> GIVEN EXERCISE: Which lines in the records below contain the word "Tipi"? Copy each one out.

> PROVIDED MATERIAL:

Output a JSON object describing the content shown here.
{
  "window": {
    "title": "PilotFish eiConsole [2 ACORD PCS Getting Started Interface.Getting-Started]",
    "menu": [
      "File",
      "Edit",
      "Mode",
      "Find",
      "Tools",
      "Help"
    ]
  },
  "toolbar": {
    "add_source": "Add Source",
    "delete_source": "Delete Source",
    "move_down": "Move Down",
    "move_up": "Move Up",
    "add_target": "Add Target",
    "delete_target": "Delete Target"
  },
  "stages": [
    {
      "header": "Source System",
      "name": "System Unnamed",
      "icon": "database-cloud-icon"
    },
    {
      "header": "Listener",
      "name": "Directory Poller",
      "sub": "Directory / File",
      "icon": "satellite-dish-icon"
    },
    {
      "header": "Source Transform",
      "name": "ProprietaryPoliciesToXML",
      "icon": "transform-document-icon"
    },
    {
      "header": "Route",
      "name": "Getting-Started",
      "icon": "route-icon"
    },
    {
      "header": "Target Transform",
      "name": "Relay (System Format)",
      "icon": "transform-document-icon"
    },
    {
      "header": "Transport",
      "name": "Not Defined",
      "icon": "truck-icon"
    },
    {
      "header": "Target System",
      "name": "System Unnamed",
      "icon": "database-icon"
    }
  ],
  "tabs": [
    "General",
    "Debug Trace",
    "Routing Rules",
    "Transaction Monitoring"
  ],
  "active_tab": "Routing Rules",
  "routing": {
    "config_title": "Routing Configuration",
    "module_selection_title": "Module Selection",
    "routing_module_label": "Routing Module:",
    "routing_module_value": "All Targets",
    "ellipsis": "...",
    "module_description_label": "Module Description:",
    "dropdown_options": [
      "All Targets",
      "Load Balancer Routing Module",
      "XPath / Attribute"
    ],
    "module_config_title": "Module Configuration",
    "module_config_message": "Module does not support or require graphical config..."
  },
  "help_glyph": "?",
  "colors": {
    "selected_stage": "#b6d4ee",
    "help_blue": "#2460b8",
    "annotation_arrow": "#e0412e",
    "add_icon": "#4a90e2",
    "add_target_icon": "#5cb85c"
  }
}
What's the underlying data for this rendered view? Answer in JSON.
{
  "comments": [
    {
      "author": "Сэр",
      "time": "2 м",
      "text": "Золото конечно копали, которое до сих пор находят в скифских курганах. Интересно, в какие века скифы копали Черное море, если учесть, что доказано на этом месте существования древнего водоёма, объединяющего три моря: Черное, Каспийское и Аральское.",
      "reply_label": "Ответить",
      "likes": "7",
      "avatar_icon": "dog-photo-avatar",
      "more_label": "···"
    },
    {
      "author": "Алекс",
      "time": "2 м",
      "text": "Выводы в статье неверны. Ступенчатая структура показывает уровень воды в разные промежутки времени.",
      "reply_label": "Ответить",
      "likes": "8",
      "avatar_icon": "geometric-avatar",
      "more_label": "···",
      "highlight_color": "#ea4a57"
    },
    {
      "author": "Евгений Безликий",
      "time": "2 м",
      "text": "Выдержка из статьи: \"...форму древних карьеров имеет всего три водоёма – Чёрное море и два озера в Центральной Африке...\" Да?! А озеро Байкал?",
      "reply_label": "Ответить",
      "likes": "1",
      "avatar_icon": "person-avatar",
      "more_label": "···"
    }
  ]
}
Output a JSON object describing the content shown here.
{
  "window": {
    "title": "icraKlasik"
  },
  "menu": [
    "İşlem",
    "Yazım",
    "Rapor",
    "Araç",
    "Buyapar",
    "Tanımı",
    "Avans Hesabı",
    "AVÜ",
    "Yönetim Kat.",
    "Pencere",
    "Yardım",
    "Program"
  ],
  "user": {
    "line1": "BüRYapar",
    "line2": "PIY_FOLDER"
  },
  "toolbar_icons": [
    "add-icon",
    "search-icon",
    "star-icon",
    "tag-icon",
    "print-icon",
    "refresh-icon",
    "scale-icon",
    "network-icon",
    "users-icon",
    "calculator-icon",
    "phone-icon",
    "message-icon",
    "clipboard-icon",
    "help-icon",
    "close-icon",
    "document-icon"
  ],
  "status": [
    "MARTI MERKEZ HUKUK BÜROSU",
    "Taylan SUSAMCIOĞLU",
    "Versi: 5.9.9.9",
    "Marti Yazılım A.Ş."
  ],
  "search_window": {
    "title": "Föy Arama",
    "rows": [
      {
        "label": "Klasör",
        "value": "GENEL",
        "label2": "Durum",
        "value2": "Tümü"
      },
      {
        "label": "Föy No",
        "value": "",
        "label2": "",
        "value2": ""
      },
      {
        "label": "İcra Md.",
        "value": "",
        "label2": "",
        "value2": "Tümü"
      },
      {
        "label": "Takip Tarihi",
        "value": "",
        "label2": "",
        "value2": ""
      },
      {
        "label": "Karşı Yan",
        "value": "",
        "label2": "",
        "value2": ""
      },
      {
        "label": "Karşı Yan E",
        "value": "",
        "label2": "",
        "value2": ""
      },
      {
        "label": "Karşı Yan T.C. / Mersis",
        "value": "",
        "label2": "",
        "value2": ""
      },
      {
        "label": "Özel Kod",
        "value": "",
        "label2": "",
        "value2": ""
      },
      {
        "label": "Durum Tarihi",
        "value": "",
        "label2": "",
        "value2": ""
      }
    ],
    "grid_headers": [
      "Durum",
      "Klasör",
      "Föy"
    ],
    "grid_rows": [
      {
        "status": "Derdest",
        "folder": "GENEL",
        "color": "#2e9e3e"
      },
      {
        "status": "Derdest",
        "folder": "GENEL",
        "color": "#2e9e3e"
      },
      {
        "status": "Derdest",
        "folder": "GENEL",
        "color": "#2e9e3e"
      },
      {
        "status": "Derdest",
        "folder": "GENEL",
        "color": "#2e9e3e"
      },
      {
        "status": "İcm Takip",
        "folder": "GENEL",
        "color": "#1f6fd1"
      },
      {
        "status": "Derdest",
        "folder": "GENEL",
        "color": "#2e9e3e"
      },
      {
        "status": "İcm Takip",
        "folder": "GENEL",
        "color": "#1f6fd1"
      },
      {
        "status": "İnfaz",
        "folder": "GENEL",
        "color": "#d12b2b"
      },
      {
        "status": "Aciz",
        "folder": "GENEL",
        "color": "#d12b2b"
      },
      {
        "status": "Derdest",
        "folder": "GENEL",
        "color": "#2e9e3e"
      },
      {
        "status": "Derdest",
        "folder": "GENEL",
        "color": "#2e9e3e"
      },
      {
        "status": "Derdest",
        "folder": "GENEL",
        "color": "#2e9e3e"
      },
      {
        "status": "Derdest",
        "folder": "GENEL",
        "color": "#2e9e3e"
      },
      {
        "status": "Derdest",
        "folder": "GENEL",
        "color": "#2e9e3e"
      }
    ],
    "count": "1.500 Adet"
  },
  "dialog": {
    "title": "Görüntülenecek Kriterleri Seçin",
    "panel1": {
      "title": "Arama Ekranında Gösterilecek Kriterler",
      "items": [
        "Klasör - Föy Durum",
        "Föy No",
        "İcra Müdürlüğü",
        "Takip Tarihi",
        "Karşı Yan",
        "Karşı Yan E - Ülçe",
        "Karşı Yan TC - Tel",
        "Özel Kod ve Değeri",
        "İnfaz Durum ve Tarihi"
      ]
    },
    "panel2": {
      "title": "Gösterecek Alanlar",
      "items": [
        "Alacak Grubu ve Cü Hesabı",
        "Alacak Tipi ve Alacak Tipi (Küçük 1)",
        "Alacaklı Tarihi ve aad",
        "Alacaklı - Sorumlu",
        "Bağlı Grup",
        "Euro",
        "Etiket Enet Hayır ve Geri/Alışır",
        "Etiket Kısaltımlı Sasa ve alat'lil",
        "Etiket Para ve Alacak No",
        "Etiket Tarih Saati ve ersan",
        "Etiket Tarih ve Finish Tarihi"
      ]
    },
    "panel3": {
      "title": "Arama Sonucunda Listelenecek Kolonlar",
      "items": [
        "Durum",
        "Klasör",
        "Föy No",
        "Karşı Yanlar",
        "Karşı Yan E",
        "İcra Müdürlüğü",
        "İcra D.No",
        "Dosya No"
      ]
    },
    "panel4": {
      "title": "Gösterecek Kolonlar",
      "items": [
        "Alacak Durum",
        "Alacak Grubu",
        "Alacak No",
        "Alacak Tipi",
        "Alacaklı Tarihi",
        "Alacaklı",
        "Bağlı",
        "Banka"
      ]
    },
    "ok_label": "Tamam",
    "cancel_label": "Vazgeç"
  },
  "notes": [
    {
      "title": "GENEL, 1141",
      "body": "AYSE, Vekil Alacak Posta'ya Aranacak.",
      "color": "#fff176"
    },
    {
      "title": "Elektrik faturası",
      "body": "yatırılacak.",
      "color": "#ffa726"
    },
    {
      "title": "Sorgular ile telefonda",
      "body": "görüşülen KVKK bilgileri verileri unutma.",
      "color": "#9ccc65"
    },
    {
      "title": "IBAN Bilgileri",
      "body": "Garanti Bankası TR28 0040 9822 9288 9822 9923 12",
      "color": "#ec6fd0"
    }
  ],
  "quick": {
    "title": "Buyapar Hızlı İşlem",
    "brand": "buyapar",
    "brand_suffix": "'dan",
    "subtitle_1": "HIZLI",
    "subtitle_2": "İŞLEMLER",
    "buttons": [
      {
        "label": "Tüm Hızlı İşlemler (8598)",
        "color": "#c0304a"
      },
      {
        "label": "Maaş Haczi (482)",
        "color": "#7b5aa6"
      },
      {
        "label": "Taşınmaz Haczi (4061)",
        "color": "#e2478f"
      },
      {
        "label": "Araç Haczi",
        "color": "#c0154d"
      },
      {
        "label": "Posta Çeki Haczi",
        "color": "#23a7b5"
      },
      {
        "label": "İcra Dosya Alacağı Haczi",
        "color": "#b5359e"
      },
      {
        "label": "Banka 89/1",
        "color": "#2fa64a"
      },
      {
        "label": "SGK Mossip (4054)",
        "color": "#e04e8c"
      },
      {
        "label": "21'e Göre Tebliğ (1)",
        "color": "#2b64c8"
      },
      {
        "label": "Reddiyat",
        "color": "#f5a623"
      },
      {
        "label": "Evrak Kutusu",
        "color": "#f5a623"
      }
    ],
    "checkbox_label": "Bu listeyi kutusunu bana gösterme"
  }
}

> FINISHED ANSWER:
        "Alacak Tipi ve Alacak Tipi (Küçük 1)",
        "Alacak Tipi",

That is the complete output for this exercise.